[Start SELECTED EXCERPT]
Printer Friendly

The effectiveness of using the model method to solve word problems.

The model (or bar) method provides students with an opportunity to demonstrate their interpretation of word problems and to see the relevant relationships in a visual way. This supports students to make sense of a problem, identify relationships and work out suitable strategies for solving word problems.

Introduction

Word problems have always been a major part of primary school mathematics. However, anecdotally it appears that many primary students have difficulties with word problems, particularly multi-step word problems. Researchers (Chan & Foong, 2013; Englard, 2010; Fong & Lee, 2005; Ng & Lee 2009) have been seeking effective teaching methods and believe that the model method can address this need. Since the model method was introduced in Singapore in the early 1980s, it has made a great contribution to student learning. Although the model method has been practised in Singapore and other countries for more than a decade, in my own experience I have not seen this method used in Australian primary schools. This paper describes a study to examine the effectiveness of using the model method with Year 4 students.

What is the model method?

In this approach, students draw diagrams by using rectangular bars. They use the bars to represent and visualise the mathematical relationships in the problem, and record information on them as they solve the word problem. Rectangular bars are used because they are easy to draw, divide, represent numbers and display relevant relationships (Ng & Lee, 2009). Different lengths of rectangular bars are used to represent different numbers: a longer rectangular bar for a known bigger number, a short one for a known smaller number, and bars of arbitrary length for unknown numbers. In some problems one bar is divided into known and unknown sections; in others the lengths of two or more different bars are compared.

Several studies (Englard, 2010; Ng & Lee, 2009) used word problems involving the relationship of part-whole, additive and multiplicative structures to trial the model method. These models not only serve to explain and reinforce the concepts such as addition and subtraction but assist students to deal with multiplicative structure problems. Englard (2010) highlighted that with the visualised bar model, it is easier for students to identify the equal groups and partition the quantities into smaller equal parts, thus to overcome the barrier of the concept of multiplicative structure.

Some publications (Chan and Foong, 2013; Cheong, 2002; Englard, 2010; Ng & Lee, 2009) report that drawing the model not only permits students to visualise the abstract information given in the problem but also helps students to represent relationships between known and unknown numerical quantities and hence to solve problems. Chan and Foong (2013) explain that using the model shifts the focus from results to working process and from calculations to relationships between known and unknown quantities. Moreover, it helps students identify the correct operations and steps that are needed to solve a problem (Englard, 2010). It is believed that if students can draw the bars realistically and represent all the relevant quantities, thus to identify the relationships between known and unknown quantities, they have already understood the structure of the problem (Cheong, 2002; Ng & Lee, 2009).

The study

Three Year 4 classes from a public school in Victoria participated in a two-week trial on the model method. Students had not been taught the bar model method before. The normal way to teach word problems at the school was to understand the question and devise a plan. This trial began with training the teachers involved during the weekly planning and Professional Learning Team (PLT) sessions.

First, teachers were provided with a PowerPoint presentation based on the findings of key research papers. Then, a unit of work was planned together based on the learning sequence: part-whole relationship, comparison and multiplicative structure. Students' responses were anticipated and scaffolding questions were prepared during planning. A pre-test with five questions involving part-whole relationships, additive and multiplicative comparisons was administrated before the trial and a post-test with five parallel questions given in Table 1 was administrated at the end.
[End SELECTED EXCERPT]
_WHAT THIS EXERCISE ASKS_
#1 In the article on the model method, when was the method introduced in Singapore?
#2 Reproduce the article on the model method word for word from "Three Year 4" to "Team (PLT) sessions.".
#3 Carry on writing the article on the model method from the point where it currently ends.
[Start DATA SEGMENT]
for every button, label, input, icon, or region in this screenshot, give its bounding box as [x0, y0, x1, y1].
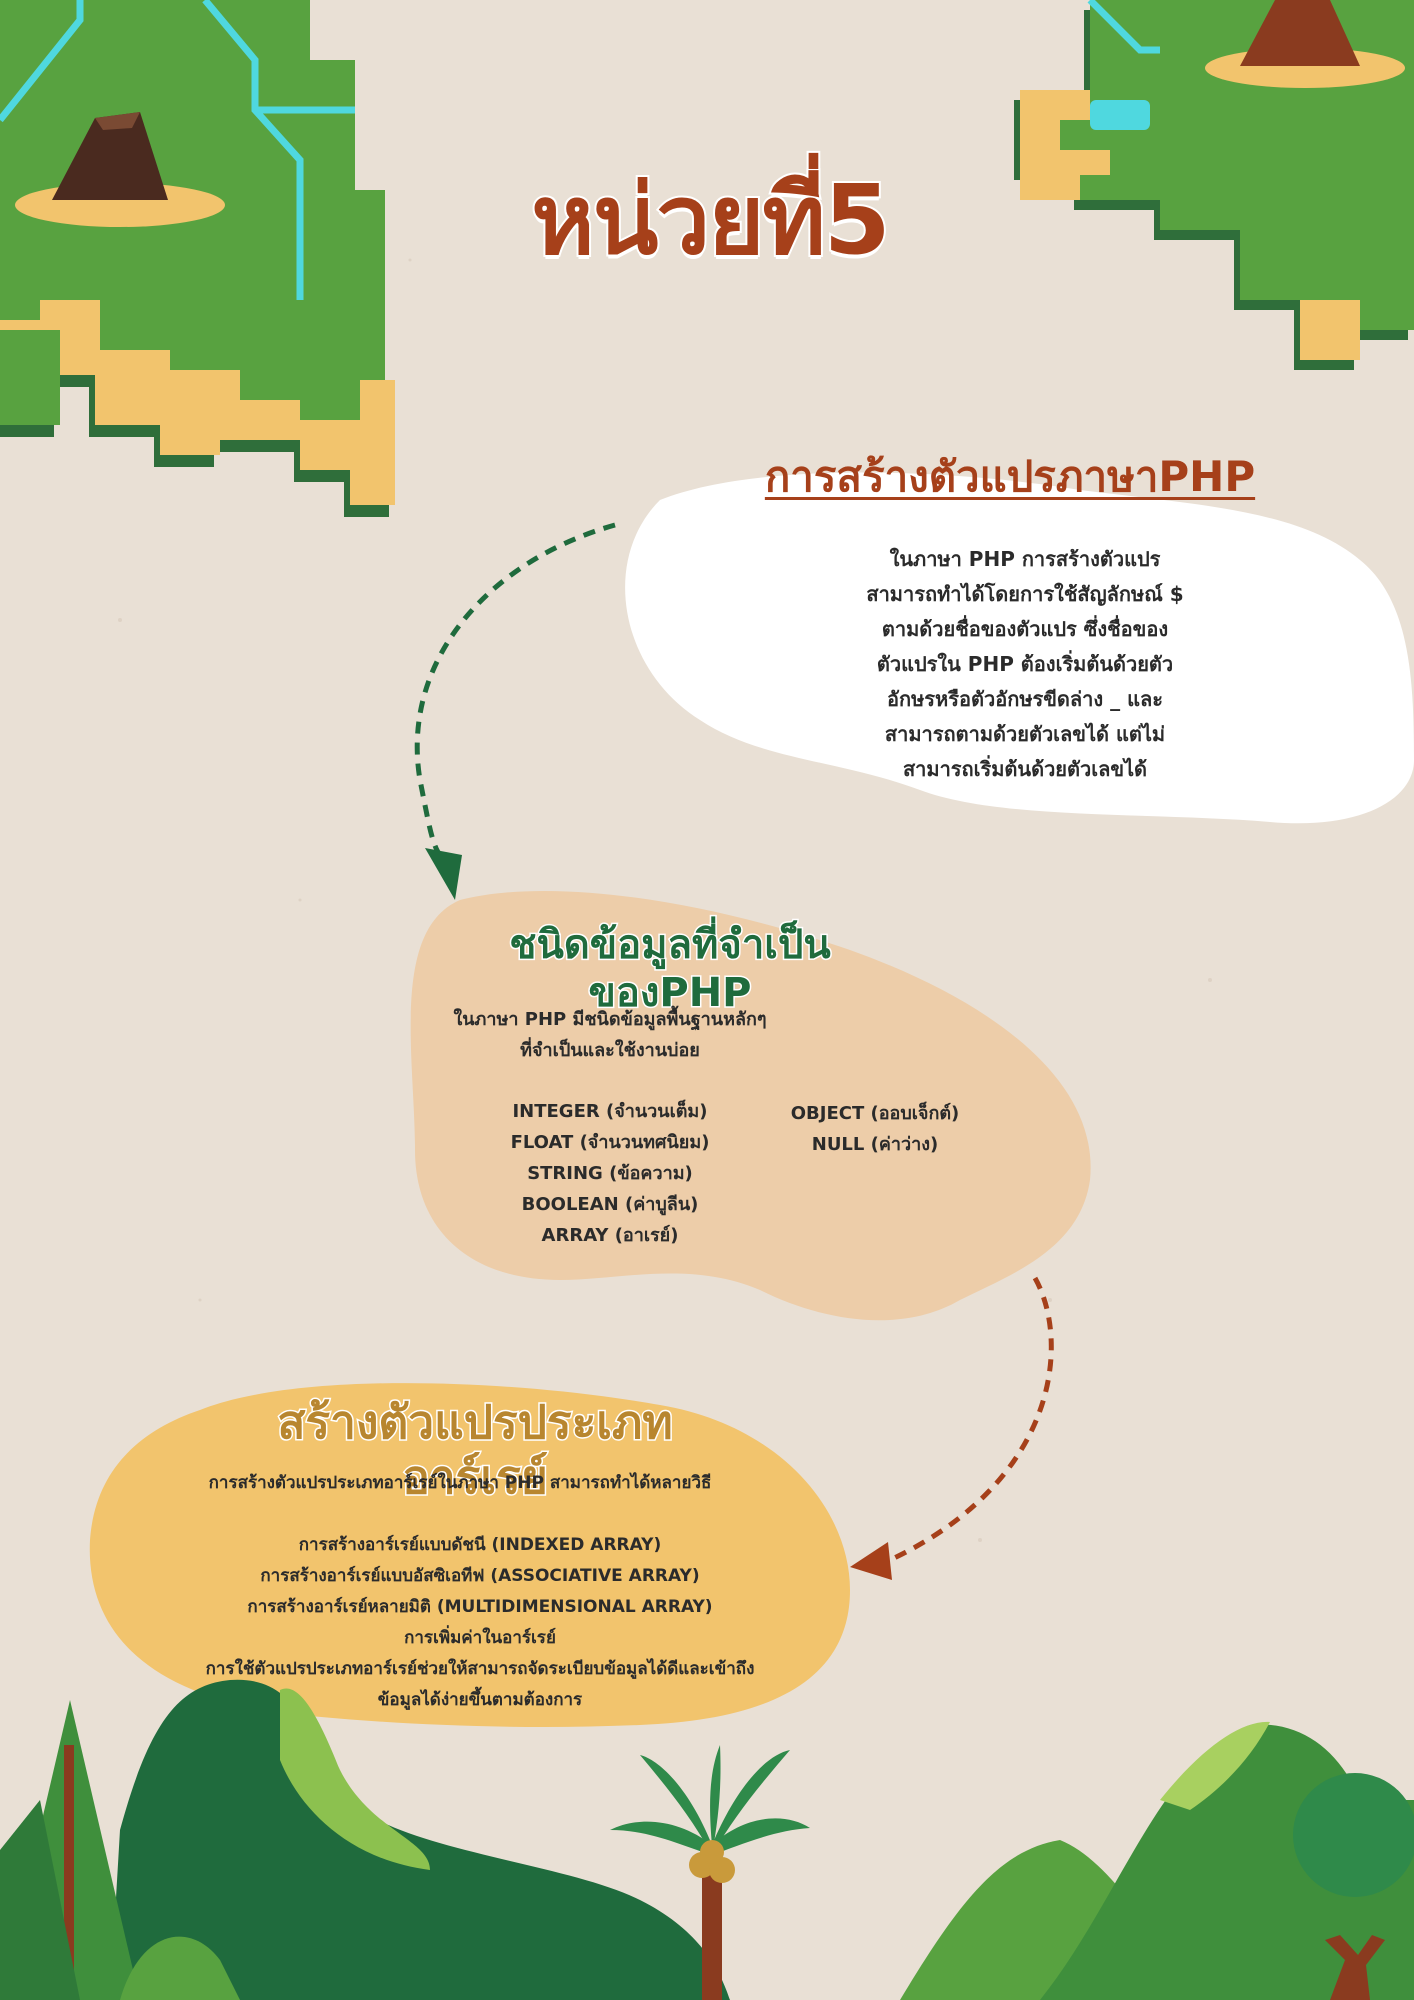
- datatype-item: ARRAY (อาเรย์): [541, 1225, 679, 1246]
[End DATA SEGMENT]
_RESPONSES BY TASK_
#1 In the early 1980s.

#2
Three Year 4 classes from a public school in Victoria participated in a two-week trial on the model method. Students had not been taught the bar model method before. The normal way to teach word problems at the school was to understand the question and devise a plan. This trial began with training the teachers involved during the weekly planning and Professional Learning Team (PLT) sessions.

#3
Question 1 is a one-step problem involving a part-whole model. Students would draw the bar for the whole quantity (marked as 150), and divide it into two sections (Pizza Hut of unknown length and Domino marked as 70). A suitable bar model is shown in Sample 1. Questions 2, 3, 4 and 5 require quantities to be compared. Sample 2 shows two bars (one for Jordan marked as 37 and a longer one for Oscar). Oscar's bar then needs to be divided into one part as long as Jordan's and the extra 23. The problem has then effectively been solved.

The comparison model is used in question 2, 3, 4 and 5. It shows the relationship between two or more quantities when they are compared. The varying lengths of the rectangles show that one quantity is more than another and the difference between the quantities is indicated by the difference in lengths of rectangles. Question 4 is a two-step problem involving the concept of an equivalent quantity. Students would draw 4 equivalent bars, 3 for Katelyn and 1 for Paige and mark the total 60 (Sample 3).

Two equivalent quantities can also be found in Question 3 and 5. After subtracting 40 from the girl's bar or adding 40 to the boy's bar (Sample 4). Like Question 3, Question 5 does not show equivalent quantities initially but they can be revealed after using the lion's weight as an equivalent quantity and adding fictitious weights 90kg onto the leopard and 50kg onto the tiger or using the leopard's weight as an equivalent quantity and subtracting 40kg from the tiger and subtracting 90kg from the lion (Sample 5).

Results

Overall 73 students completed the pre-test and posttest. They were more successful on every question at the end of the trial than at the pre-test and the overall success rates rose from 31% at the beginning of the trial to 52% at the end. Figure 1 provides students' overall success rate in solving the problems before and after the trial. Questions 1 and 2 are one-step questions and approximately one third of the students who were unsuccessful at the beginning learned to do these problems correctly during the trial. In both pre-test and post-test, students performed better in Question 2 than Question 1. This maybe because Question 1 is a subtraction problem and Question 2 is an addition problem.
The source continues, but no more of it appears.